▶ What to produce: Go through the records and give each one again exactly.
— BEGIN Extracted material —
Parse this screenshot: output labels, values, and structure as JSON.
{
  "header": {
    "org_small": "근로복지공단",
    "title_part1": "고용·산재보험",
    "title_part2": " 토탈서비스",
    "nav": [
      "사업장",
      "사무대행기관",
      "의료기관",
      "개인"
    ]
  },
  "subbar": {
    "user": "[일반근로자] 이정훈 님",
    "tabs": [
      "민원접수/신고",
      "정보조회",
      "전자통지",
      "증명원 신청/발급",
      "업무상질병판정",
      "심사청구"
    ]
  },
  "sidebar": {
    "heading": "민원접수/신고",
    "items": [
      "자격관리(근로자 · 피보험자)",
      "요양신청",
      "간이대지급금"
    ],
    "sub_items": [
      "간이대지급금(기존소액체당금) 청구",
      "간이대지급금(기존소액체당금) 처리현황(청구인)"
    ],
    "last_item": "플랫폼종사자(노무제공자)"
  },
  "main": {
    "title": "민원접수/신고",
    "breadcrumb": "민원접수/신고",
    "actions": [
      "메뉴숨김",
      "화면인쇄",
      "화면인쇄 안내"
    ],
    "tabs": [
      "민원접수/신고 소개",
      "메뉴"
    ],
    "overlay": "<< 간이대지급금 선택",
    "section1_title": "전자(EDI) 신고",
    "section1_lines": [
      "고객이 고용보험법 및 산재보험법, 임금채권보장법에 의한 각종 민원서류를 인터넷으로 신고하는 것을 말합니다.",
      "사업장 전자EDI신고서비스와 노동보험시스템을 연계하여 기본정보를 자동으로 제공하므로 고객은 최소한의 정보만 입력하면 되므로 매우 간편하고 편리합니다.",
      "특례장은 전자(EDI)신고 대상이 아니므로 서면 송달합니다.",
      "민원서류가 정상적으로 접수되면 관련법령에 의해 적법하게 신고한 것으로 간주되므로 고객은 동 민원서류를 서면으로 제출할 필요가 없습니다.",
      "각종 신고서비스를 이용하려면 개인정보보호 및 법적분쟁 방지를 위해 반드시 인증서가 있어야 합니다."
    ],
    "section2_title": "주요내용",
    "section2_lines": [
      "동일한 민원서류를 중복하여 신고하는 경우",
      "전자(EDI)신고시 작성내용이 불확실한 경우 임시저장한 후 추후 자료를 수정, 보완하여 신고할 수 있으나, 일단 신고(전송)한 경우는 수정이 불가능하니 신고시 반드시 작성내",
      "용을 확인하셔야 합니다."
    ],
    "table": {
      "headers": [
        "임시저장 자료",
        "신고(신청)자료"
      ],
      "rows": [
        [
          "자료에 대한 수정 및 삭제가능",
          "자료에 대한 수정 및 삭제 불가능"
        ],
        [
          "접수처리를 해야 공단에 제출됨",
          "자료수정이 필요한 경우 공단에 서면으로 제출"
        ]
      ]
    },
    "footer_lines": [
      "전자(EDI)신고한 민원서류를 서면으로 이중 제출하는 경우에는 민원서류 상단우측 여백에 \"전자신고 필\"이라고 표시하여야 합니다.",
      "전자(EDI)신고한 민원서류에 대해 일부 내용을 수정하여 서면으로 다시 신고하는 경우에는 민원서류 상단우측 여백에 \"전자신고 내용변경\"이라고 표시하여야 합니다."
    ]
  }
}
— END Extracted material —
▶ Exercise result:
Parse this screenshot: output labels, values, and structure as JSON.
{
  "header": {
    "org_small": "근로복지공단",
    "title_part1": "고용·산재보험",
    "title_part2": " 토탈서비스",
    "nav": [
      "사업장",
      "사무대행기관",
      "의료기관",
      "개인"
    ]
  },
  "subbar": {
    "user": "[일반근로자] 이정훈 님",
    "tabs": [
      "민원접수/신고",
      "정보조회",
      "전자통지",
      "증명원 신청/발급",
      "업무상질병판정",
      "심사청구"
    ]
  },
  "sidebar": {
    "heading": "민원접수/신고",
    "items": [
      "자격관리(근로자 · 피보험자)",
      "요양신청",
      "간이대지급금"
    ],
    "sub_items": [
      "간이대지급금(기존소액체당금) 청구",
      "간이대지급금(기존소액체당금) 처리현황(청구인)"
    ],
    "last_item": "플랫폼종사자(노무제공자)"
  },
  "main": {
    "title": "민원접수/신고",
    "breadcrumb": "민원접수/신고",
    "actions": [
      "메뉴숨김",
      "화면인쇄",
      "화면인쇄 안내"
    ],
    "tabs": [
      "민원접수/신고 소개",
      "메뉴"
    ],
    "overlay": "<< 간이대지급금 선택",
    "section1_title": "전자(EDI) 신고",
    "section1_lines": [
      "고객이 고용보험법 및 산재보험법, 임금채권보장법에 의한 각종 민원서류를 인터넷으로 신고하는 것을 말합니다.",
      "사업장 전자EDI신고서비스와 노동보험시스템을 연계하여 기본정보를 자동으로 제공하므로 고객은 최소한의 정보만 입력하면 되므로 매우 간편하고 편리합니다.",
      "특례장은 전자(EDI)신고 대상이 아니므로 서면 송달합니다.",
      "민원서류가 정상적으로 접수되면 관련법령에 의해 적법하게 신고한 것으로 간주되므로 고객은 동 민원서류를 서면으로 제출할 필요가 없습니다.",
      "각종 신고서비스를 이용하려면 개인정보보호 및 법적분쟁 방지를 위해 반드시 인증서가 있어야 합니다."
    ],
    "section2_title": "주요내용",
    "section2_lines": [
      "동일한 민원서류를 중복하여 신고하는 경우",
      "전자(EDI)신고시 작성내용이 불확실한 경우 임시저장한 후 추후 자료를 수정, 보완하여 신고할 수 있으나, 일단 신고(전송)한 경우는 수정이 불가능하니 신고시 반드시 작성내",
      "용을 확인하셔야 합니다."
    ],
    "table": {
      "headers": [
        "임시저장 자료",
        "신고(신청)자료"
      ],
      "rows": [
        [
          "자료에 대한 수정 및 삭제가능",
          "자료에 대한 수정 및 삭제 불가능"
        ],
        [
          "접수처리를 해야 공단에 제출됨",
          "자료수정이 필요한 경우 공단에 서면으로 제출"
        ]
      ]
    },
    "footer_lines": [
      "전자(EDI)신고한 민원서류를 서면으로 이중 제출하는 경우에는 민원서류 상단우측 여백에 \"전자신고 필\"이라고 표시하여야 합니다.",
      "전자(EDI)신고한 민원서류에 대해 일부 내용을 수정하여 서면으로 다시 신고하는 경우에는 민원서류 상단우측 여백에 \"전자신고 내용변경\"이라고 표시하여야 합니다."
    ]
  }
}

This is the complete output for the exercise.